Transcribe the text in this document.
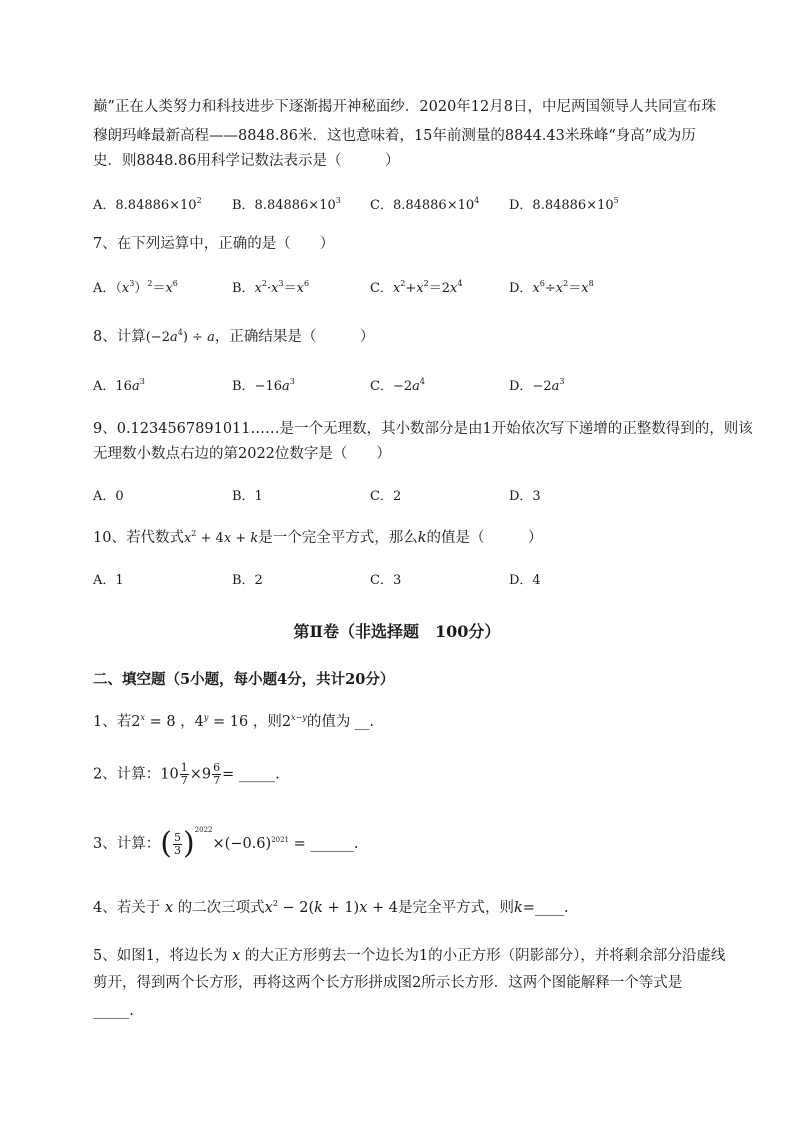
巅”正在人类努力和科技进步下逐渐揭开神秘面纱．2020年12月8日，中尼两国领导人共同宣布珠
穆朗玛峰最新高程——8848.86米．这也意味着，15年前测量的8844.43米珠峰“身高”成为历
史．则8848.86用科学记数法表示是（　　　）
A．$8.84886\times 10^2$ B．$8.84886\times 10^3$ C．$8.84886\times 10^4$ D．$8.84886\times 10^5$
7、在下列运算中，正确的是（　　）
A．$(x^3)^2=x^6$	B．$x^2\cdot x^3=x^6$	C．$x^2+x^2=2x^4$	D．$x^6\div x^2=x^8$
8、计算$(-2a^4) \div a$，正确结果是（　　　）
A．$16a^3$	B．$-16a^3$	C．$-2a^4$	D．$-2a^3$
9、0.1234567891011……是一个无理数，其小数部分是由1开始依次写下递增的正整数得到的，则该
无理数小数点右边的第2022位数字是（　　）
A．0	B．1	C．2	D．3
10、若代数式$x^2 + 4x + k$是一个完全平方式，那么k的值是（　　　）
A．1	B．2	C．3	D．4
第Ⅱ卷（非选择题　100分）
二、填空题（5小题，每小题4分，共计20分）
1、若$2^x = 8$ ，$4^y = 16$ ，则$2^{x-y}$的值为 __.
2、计算：$10 \frac{1}{7} \times 9 \frac{6}{7}$ = _____.
3、计算：( $\frac{5}{3} )^{2022}\times(-0.6)^{2021}$ = ______.
4、若关于 x 的二次三项式$x^2 - 2(k + 1)x + 4$是完全平方式，则k=____.
5、如图1，将边长为 x 的大正方形剪去一个边长为1的小正方形（阴影部分），并将剩余部分沿虚线
剪开，得到两个长方形，再将这两个长方形拼成图2所示长方形．这两个图能解释一个等式是
_____.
_ _ _ _
## Given problem
Pick out each line containing the string "times" and copy it.

## Solution below
A．$8.84886\times 10^2$ B．$8.84886\times 10^3$ C．$8.84886\times 10^4$ D．$8.84886\times 10^5$
2、计算：$10 \frac{1}{7} \times 9 \frac{6}{7}$ = _____.
3、计算：( $\frac{5}{3} )^{2022}\times(-0.6)^{2021}$ = ______.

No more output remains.